== Supplied material ==
* * * * * * *

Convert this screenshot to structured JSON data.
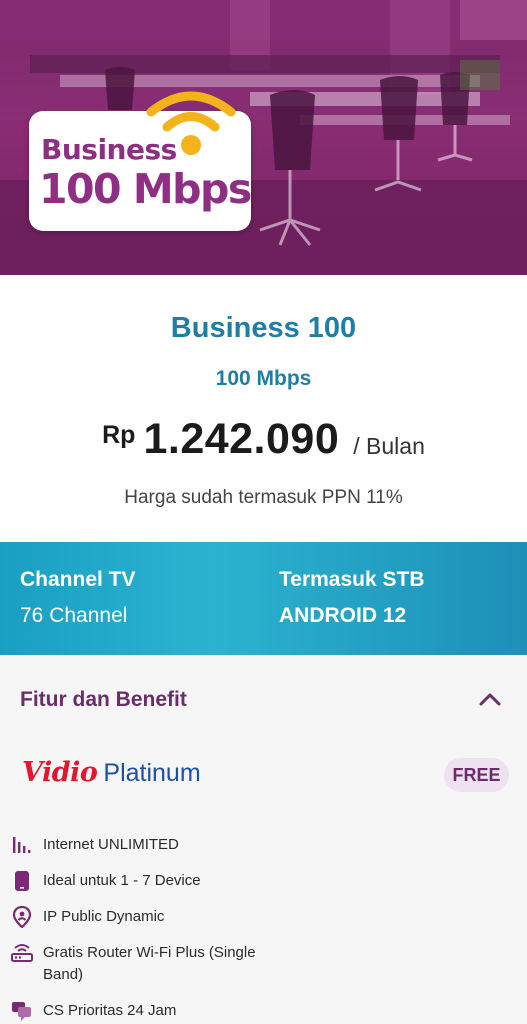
{
  "hero": {
    "badge_line1": "Business",
    "badge_line2": "100 Mbps"
  },
  "plan": {
    "name": "Business 100",
    "speed": "100 Mbps",
    "currency": "Rp",
    "price": "1.242.090",
    "period": "/ Bulan",
    "note": "Harga sudah termasuk PPN 11%"
  },
  "info_bar": {
    "left_title": "Channel TV",
    "left_value": "76 Channel",
    "right_title": "Termasuk STB",
    "right_value": "ANDROID 12"
  },
  "features": {
    "heading": "Fitur dan Benefit",
    "addon_brand": "Vidio",
    "addon_tier": "Platinum",
    "addon_badge": "FREE",
    "items": [
      {
        "icon": "signal-bars-icon",
        "label": "Internet UNLIMITED"
      },
      {
        "icon": "phone-icon",
        "label": "Ideal untuk 1 - 7 Device"
      },
      {
        "icon": "location-pin-icon",
        "label": "IP Public Dynamic"
      },
      {
        "icon": "router-icon",
        "label": "Gratis Router Wi-Fi Plus (Single Band)"
      },
      {
        "icon": "chat-icon",
        "label": "CS Prioritas 24 Jam"
      }
    ]
  },
  "colors": {
    "brand_purple": "#8e2f83",
    "plan_blue": "#1f7ea6",
    "teal": "#1a9fc4",
    "vidio_red": "#e0182d",
    "wifi_gold": "#f2b31b"
  }
}
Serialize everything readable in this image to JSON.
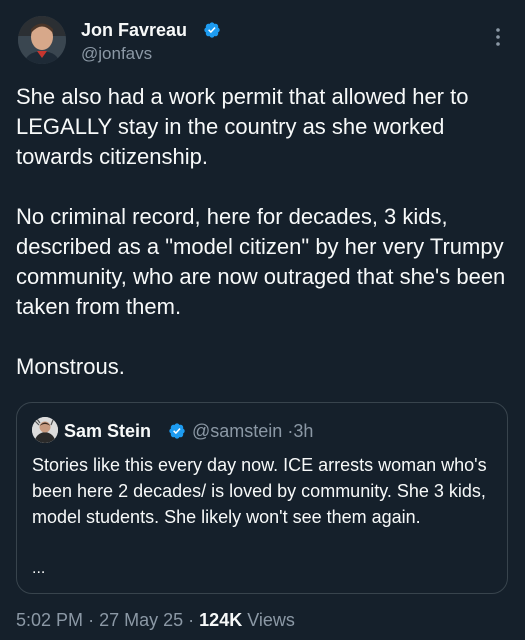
{
  "author": {
    "name": "Jon Favreau",
    "handle": "@jonfavs",
    "avatar_icon": "profile-photo",
    "verified_icon": "verified-badge-icon"
  },
  "tweet": {
    "paragraphs": [
      "She also had a work permit that allowed her to LEGALLY stay in the country as she worked towards citizenship.",
      "No criminal record, here for decades, 3 kids, described as a \"model citizen\" by her very Trumpy community, who are now outraged that she's been taken from them.",
      "Monstrous."
    ]
  },
  "quoted": {
    "name": "Sam Stein",
    "handle": "@samstein",
    "separator": "·",
    "time": "3h",
    "text": "Stories like this every day now. ICE arrests woman who's been here 2 decades/ is loved by community. She 3 kids, model students. She likely won't see them again.",
    "ellipsis": "..."
  },
  "footer": {
    "time": "5:02 PM",
    "separator": "·",
    "date": "27 May 25",
    "views_count": "124K",
    "views_label": "Views"
  },
  "colors": {
    "background": "#15202b",
    "text": "#f7f9f9",
    "secondary": "#8b98a5",
    "verified": "#1d9bf0",
    "border": "#38444d"
  }
}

* * * * * * *

== To be done ==
The required answer is a single number: the count of lines in the entries that hold the string "here".

== Finished answer ==
2